--- BEGIN ---

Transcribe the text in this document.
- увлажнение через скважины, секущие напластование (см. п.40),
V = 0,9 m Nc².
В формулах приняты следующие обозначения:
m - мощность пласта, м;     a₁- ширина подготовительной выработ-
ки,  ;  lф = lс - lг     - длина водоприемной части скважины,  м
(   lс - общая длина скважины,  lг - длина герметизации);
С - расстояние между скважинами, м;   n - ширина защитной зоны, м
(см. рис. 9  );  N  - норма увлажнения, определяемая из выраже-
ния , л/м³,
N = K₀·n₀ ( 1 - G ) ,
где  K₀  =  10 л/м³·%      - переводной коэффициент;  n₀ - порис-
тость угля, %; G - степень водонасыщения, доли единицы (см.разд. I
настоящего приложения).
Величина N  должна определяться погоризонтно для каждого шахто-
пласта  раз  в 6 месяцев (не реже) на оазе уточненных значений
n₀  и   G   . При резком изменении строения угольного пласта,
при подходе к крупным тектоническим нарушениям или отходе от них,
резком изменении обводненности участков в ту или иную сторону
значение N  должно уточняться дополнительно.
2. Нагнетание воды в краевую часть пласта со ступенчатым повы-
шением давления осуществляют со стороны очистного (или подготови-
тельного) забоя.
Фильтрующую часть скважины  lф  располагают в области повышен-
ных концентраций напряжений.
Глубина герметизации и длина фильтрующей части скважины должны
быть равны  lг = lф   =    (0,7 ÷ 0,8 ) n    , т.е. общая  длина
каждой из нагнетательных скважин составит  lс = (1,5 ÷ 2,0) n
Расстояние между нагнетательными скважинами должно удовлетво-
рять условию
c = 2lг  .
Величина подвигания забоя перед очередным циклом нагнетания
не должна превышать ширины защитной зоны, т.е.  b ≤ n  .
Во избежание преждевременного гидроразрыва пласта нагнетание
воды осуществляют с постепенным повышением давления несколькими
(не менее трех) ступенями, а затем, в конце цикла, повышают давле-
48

--- END ---

* _WRITTEN EXERCISE_: Transcribe the whole listing with nothing added or left out.

* _SOLUTION FOR THIS TASK_:
Transcribe the text in this document.
- увлажнение через скважины, секущие напластование (см. п.40),
V = 0,9 m Nc².
В формулах приняты следующие обозначения:
m - мощность пласта, м;     a₁- ширина подготовительной выработ-
ки,  ;  lф = lс - lг     - длина водоприемной части скважины,  м
(   lс - общая длина скважины,  lг - длина герметизации);
С - расстояние между скважинами, м;   n - ширина защитной зоны, м
(см. рис. 9  );  N  - норма увлажнения, определяемая из выраже-
ния , л/м³,
N = K₀·n₀ ( 1 - G ) ,
где  K₀  =  10 л/м³·%      - переводной коэффициент;  n₀ - порис-
тость угля, %; G - степень водонасыщения, доли единицы (см.разд. I
настоящего приложения).
Величина N  должна определяться погоризонтно для каждого шахто-
пласта  раз  в 6 месяцев (не реже) на оазе уточненных значений
n₀  и   G   . При резком изменении строения угольного пласта,
при подходе к крупным тектоническим нарушениям или отходе от них,
резком изменении обводненности участков в ту или иную сторону
значение N  должно уточняться дополнительно.
2. Нагнетание воды в краевую часть пласта со ступенчатым повы-
шением давления осуществляют со стороны очистного (или подготови-
тельного) забоя.
Фильтрующую часть скважины  lф  располагают в области повышен-
ных концентраций напряжений.
Глубина герметизации и длина фильтрующей части скважины должны
быть равны  lг = lф   =    (0,7 ÷ 0,8 ) n    , т.е. общая  длина
каждой из нагнетательных скважин составит  lс = (1,5 ÷ 2,0) n
Расстояние между нагнетательными скважинами должно удовлетво-
рять условию
c = 2lг  .
Величина подвигания забоя перед очередным циклом нагнетания
не должна превышать ширины защитной зоны, т.е.  b ≤ n  .
Во избежание преждевременного гидроразрыва пласта нагнетание
воды осуществляют с постепенным повышением давления несколькими
(не менее трех) ступенями, а затем, в конце цикла, повышают давле-
48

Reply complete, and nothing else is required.